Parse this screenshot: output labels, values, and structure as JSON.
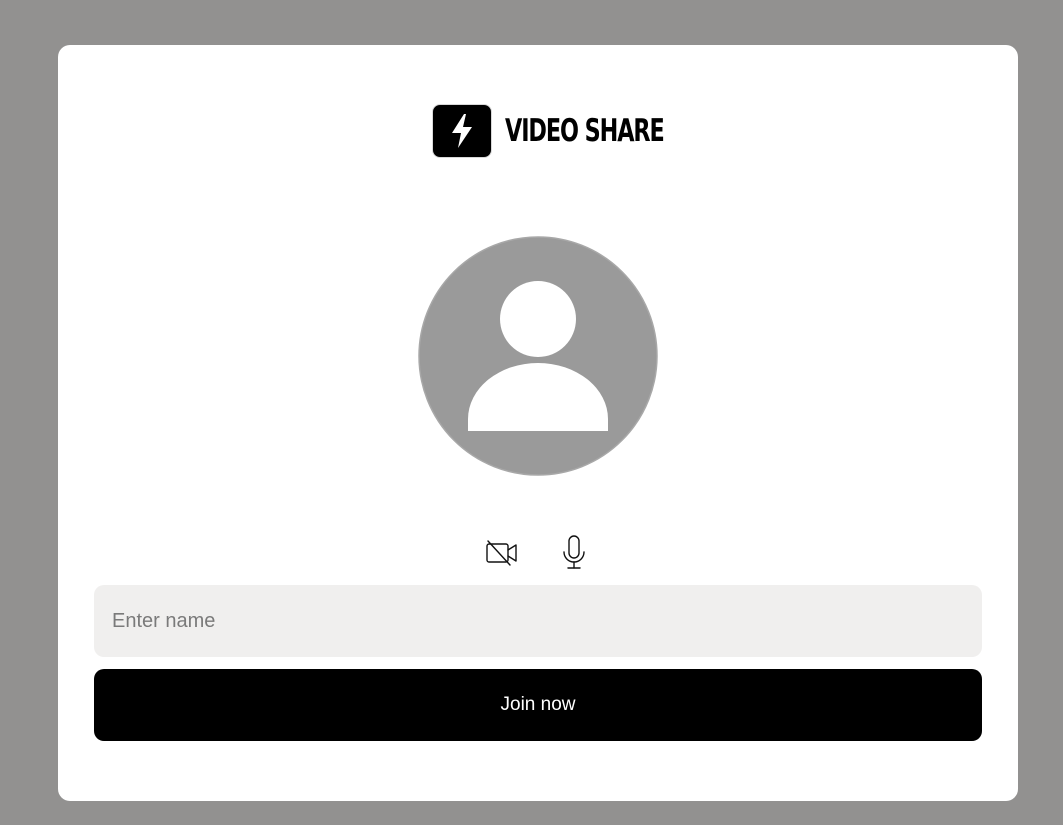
{
  "brand": {
    "name": "VIDEO SHARE",
    "logo_icon": "lightning-bolt-icon"
  },
  "avatar": {
    "icon": "user-placeholder-icon",
    "color": "#9a9a9a"
  },
  "media_controls": {
    "camera_icon": "video-camera-off-icon",
    "microphone_icon": "microphone-icon"
  },
  "form": {
    "name_placeholder": "Enter name",
    "name_value": "",
    "join_label": "Join now"
  },
  "colors": {
    "backdrop": "#929190",
    "card": "#ffffff",
    "input_background": "#f0efee",
    "primary_button": "#000000"
  }
}
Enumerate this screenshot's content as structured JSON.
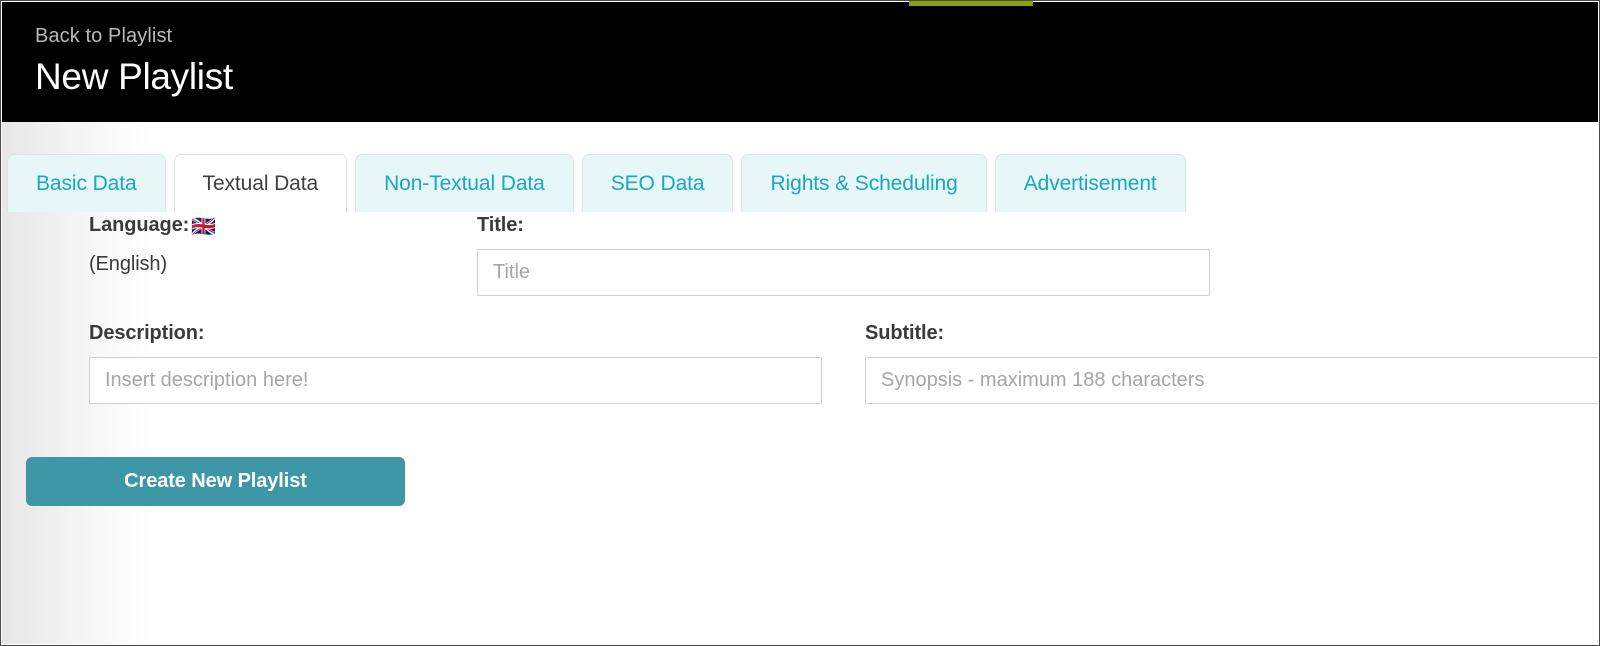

######

▶ **TO DO**
Copy every record above exactly as written, but leave out the pictures.

▶ **SOLUTION FOR THIS EXERCISE**
Parse this screenshot: output labels, values, and structure as JSON.
{
  "brand": {
    "name": "VIDEO SHARE",
    "logo_icon": "lightning-bolt-icon"
  },
  "avatar": {
    "icon": "user-placeholder-icon",
    "color": "#9a9a9a"
  },
  "media_controls": {
    "camera_icon": "video-camera-off-icon",
    "microphone_icon": "microphone-icon"
  },
  "form": {
    "name_placeholder": "Enter name",
    "name_value": "",
    "join_label": "Join now"
  },
  "colors": {
    "backdrop": "#929190",
    "card": "#ffffff",
    "input_background": "#f0efee",
    "primary_button": "#000000"
  }
}
Enumerate this screenshot's content as structured JSON.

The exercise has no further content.